* Records for the task
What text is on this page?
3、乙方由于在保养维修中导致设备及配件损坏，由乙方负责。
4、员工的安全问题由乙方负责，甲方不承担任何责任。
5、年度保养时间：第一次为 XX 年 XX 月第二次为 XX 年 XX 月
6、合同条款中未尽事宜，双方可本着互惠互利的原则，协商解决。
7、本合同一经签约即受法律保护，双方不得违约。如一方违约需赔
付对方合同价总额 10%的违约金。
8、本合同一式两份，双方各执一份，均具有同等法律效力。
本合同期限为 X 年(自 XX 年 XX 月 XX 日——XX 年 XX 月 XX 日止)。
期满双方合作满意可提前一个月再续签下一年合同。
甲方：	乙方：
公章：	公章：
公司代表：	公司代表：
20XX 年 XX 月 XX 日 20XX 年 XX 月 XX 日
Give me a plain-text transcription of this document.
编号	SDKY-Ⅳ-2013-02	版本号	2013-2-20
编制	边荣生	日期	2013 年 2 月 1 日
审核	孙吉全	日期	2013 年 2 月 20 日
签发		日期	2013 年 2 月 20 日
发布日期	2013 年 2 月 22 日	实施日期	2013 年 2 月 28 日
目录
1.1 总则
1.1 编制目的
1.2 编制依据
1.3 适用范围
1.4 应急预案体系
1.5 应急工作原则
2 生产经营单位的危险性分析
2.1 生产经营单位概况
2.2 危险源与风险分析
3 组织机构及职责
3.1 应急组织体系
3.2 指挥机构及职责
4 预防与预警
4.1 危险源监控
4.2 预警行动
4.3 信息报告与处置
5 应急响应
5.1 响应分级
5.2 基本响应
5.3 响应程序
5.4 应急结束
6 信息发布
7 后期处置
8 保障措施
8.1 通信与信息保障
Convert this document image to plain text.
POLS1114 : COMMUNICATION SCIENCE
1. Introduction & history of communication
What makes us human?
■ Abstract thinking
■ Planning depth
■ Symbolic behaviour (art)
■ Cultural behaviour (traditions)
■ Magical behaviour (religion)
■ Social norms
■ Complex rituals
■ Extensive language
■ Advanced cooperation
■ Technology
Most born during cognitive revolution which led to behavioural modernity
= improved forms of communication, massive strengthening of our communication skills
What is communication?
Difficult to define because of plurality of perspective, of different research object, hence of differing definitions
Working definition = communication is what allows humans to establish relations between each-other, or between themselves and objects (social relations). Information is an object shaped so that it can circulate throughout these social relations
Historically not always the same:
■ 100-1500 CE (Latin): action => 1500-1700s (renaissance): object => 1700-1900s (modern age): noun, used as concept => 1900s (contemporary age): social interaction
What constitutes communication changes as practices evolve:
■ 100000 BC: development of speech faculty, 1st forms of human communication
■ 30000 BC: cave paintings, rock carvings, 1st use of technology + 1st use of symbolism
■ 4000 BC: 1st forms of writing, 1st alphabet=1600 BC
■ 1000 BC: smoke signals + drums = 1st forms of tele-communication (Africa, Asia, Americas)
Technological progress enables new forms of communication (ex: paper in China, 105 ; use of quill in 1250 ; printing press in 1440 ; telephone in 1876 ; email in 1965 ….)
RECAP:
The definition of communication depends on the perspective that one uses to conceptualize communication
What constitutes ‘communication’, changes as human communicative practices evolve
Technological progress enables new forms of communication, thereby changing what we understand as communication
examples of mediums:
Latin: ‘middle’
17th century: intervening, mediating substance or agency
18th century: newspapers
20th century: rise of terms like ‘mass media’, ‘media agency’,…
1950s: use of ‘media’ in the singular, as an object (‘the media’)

* What to work on
Set down the material above again, word for word.

* Reply to the exercise
What text is on this page?
3、乙方由于在保养维修中导致设备及配件损坏，由乙方负责。
4、员工的安全问题由乙方负责，甲方不承担任何责任。
5、年度保养时间：第一次为 XX 年 XX 月第二次为 XX 年 XX 月
6、合同条款中未尽事宜，双方可本着互惠互利的原则，协商解决。
7、本合同一经签约即受法律保护，双方不得违约。如一方违约需赔
付对方合同价总额 10%的违约金。
8、本合同一式两份，双方各执一份，均具有同等法律效力。
本合同期限为 X 年(自 XX 年 XX 月 XX 日——XX 年 XX 月 XX 日止)。
期满双方合作满意可提前一个月再续签下一年合同。
甲方：	乙方：
公章：	公章：
公司代表：	公司代表：
20XX 年 XX 月 XX 日 20XX 年 XX 月 XX 日
Give me a plain-text transcription of this document.
编号	SDKY-Ⅳ-2013-02	版本号	2013-2-20
编制	边荣生	日期	2013 年 2 月 1 日
审核	孙吉全	日期	2013 年 2 月 20 日
签发		日期	2013 年 2 月 20 日
发布日期	2013 年 2 月 22 日	实施日期	2013 年 2 月 28 日
目录
1.1 总则
1.1 编制目的
1.2 编制依据
1.3 适用范围
1.4 应急预案体系
1.5 应急工作原则
2 生产经营单位的危险性分析
2.1 生产经营单位概况
2.2 危险源与风险分析
3 组织机构及职责
3.1 应急组织体系
3.2 指挥机构及职责
4 预防与预警
4.1 危险源监控
4.2 预警行动
4.3 信息报告与处置
5 应急响应
5.1 响应分级
5.2 基本响应
5.3 响应程序
5.4 应急结束
6 信息发布
7 后期处置
8 保障措施
8.1 通信与信息保障
Convert this document image to plain text.
POLS1114 : COMMUNICATION SCIENCE
1. Introduction & history of communication
What makes us human?
■ Abstract thinking
■ Planning depth
■ Symbolic behaviour (art)
■ Cultural behaviour (traditions)
■ Magical behaviour (religion)
■ Social norms
■ Complex rituals
■ Extensive language
■ Advanced cooperation
■ Technology
Most born during cognitive revolution which led to behavioural modernity
= improved forms of communication, massive strengthening of our communication skills
What is communication?
Difficult to define because of plurality of perspective, of different research object, hence of differing definitions
Working definition = communication is what allows humans to establish relations between each-other, or between themselves and objects (social relations). Information is an object shaped so that it can circulate throughout these social relations
Historically not always the same:
■ 100-1500 CE (Latin): action => 1500-1700s (renaissance): object => 1700-1900s (modern age): noun, used as concept => 1900s (contemporary age): social interaction
What constitutes communication changes as practices evolve:
■ 100000 BC: development of speech faculty, 1st forms of human communication
■ 30000 BC: cave paintings, rock carvings, 1st use of technology + 1st use of symbolism
■ 4000 BC: 1st forms of writing, 1st alphabet=1600 BC
■ 1000 BC: smoke signals + drums = 1st forms of tele-communication (Africa, Asia, Americas)
Technological progress enables new forms of communication (ex: paper in China, 105 ; use of quill in 1250 ; printing press in 1440 ; telephone in 1876 ; email in 1965 ….)
RECAP:
The definition of communication depends on the perspective that one uses to conceptualize communication
What constitutes ‘communication’, changes as human communicative practices evolve
Technological progress enables new forms of communication, thereby changing what we understand as communication
examples of mediums:
Latin: ‘middle’
17th century: intervening, mediating substance or agency
18th century: newspapers
20th century: rise of terms like ‘mass media’, ‘media agency’,…
1950s: use of ‘media’ in the singular, as an object (‘the media’)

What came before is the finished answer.